AIM OF THE TASK:
Quote all of the data exactly as given. Skip every picture it contains.

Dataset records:
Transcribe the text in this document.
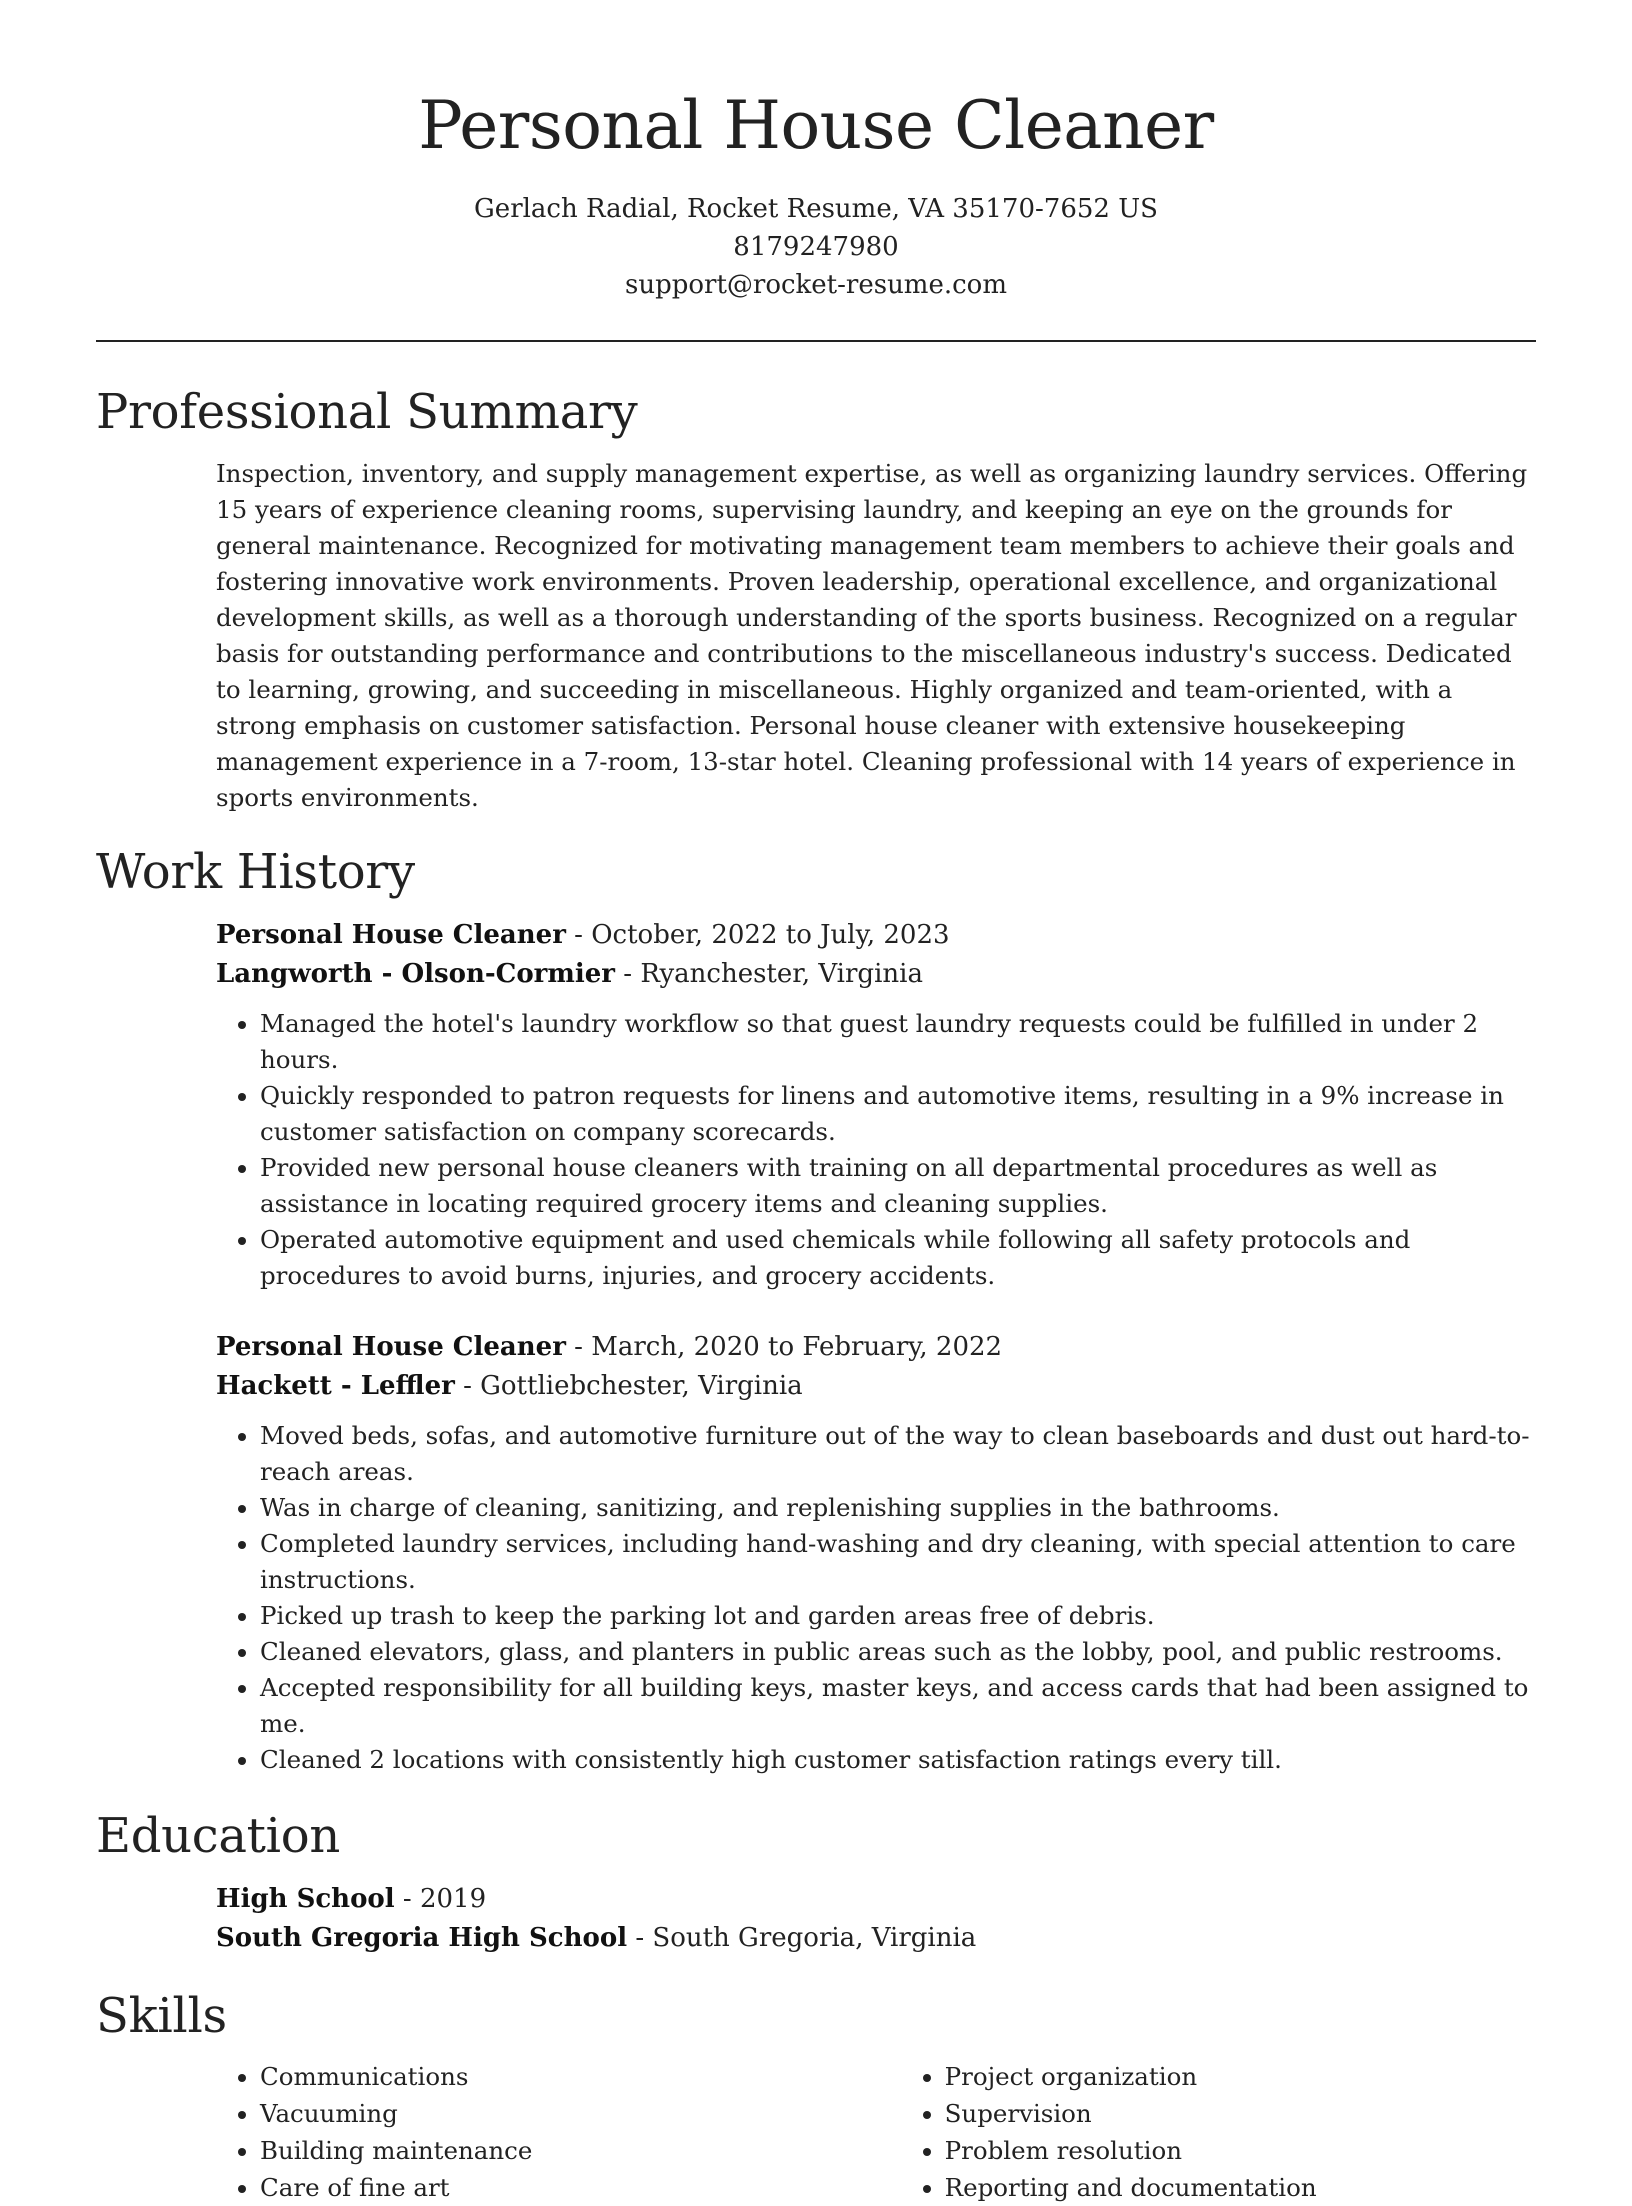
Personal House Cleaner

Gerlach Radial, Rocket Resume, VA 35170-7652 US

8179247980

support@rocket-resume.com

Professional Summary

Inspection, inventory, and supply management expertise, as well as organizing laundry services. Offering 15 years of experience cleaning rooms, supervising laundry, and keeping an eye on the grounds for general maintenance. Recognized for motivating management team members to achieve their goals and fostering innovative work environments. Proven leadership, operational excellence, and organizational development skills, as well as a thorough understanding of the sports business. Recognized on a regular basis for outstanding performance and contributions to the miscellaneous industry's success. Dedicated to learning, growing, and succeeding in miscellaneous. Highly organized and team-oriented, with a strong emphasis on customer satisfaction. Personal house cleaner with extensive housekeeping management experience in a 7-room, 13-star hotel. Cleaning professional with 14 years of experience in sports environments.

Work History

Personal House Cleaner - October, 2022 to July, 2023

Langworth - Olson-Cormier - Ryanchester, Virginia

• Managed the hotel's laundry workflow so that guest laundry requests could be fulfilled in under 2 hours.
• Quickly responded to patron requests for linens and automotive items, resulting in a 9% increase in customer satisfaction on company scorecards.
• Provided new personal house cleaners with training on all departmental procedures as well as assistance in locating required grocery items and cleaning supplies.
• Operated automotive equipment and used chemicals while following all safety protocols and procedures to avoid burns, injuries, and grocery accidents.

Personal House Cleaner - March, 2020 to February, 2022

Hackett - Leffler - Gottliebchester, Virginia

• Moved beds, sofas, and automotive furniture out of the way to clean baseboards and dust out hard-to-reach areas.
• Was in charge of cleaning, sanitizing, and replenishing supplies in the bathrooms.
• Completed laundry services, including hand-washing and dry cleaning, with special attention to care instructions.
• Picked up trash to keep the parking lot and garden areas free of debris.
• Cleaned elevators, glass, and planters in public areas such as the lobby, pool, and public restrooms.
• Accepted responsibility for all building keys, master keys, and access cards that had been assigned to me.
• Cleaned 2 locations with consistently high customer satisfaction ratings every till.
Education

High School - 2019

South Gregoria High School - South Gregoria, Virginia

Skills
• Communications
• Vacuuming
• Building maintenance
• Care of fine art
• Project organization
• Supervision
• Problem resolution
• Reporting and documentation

OUTPUT:
Transcribe the text in this document.
Personal House Cleaner

Gerlach Radial, Rocket Resume, VA 35170-7652 US

8179247980

support@rocket-resume.com

Professional Summary

Inspection, inventory, and supply management expertise, as well as organizing laundry services. Offering 15 years of experience cleaning rooms, supervising laundry, and keeping an eye on the grounds for general maintenance. Recognized for motivating management team members to achieve their goals and fostering innovative work environments. Proven leadership, operational excellence, and organizational development skills, as well as a thorough understanding of the sports business. Recognized on a regular basis for outstanding performance and contributions to the miscellaneous industry's success. Dedicated to learning, growing, and succeeding in miscellaneous. Highly organized and team-oriented, with a strong emphasis on customer satisfaction. Personal house cleaner with extensive housekeeping management experience in a 7-room, 13-star hotel. Cleaning professional with 14 years of experience in sports environments.

Work History

Personal House Cleaner - October, 2022 to July, 2023

Langworth - Olson-Cormier - Ryanchester, Virginia

• Managed the hotel's laundry workflow so that guest laundry requests could be fulfilled in under 2 hours.
• Quickly responded to patron requests for linens and automotive items, resulting in a 9% increase in customer satisfaction on company scorecards.
• Provided new personal house cleaners with training on all departmental procedures as well as assistance in locating required grocery items and cleaning supplies.
• Operated automotive equipment and used chemicals while following all safety protocols and procedures to avoid burns, injuries, and grocery accidents.

Personal House Cleaner - March, 2020 to February, 2022

Hackett - Leffler - Gottliebchester, Virginia

• Moved beds, sofas, and automotive furniture out of the way to clean baseboards and dust out hard-to-reach areas.
• Was in charge of cleaning, sanitizing, and replenishing supplies in the bathrooms.
• Completed laundry services, including hand-washing and dry cleaning, with special attention to care instructions.
• Picked up trash to keep the parking lot and garden areas free of debris.
• Cleaned elevators, glass, and planters in public areas such as the lobby, pool, and public restrooms.
• Accepted responsibility for all building keys, master keys, and access cards that had been assigned to me.
• Cleaned 2 locations with consistently high customer satisfaction ratings every till.
Education

High School - 2019

South Gregoria High School - South Gregoria, Virginia

Skills
• Communications
• Vacuuming
• Building maintenance
• Care of fine art
• Project organization
• Supervision
• Problem resolution
• Reporting and documentation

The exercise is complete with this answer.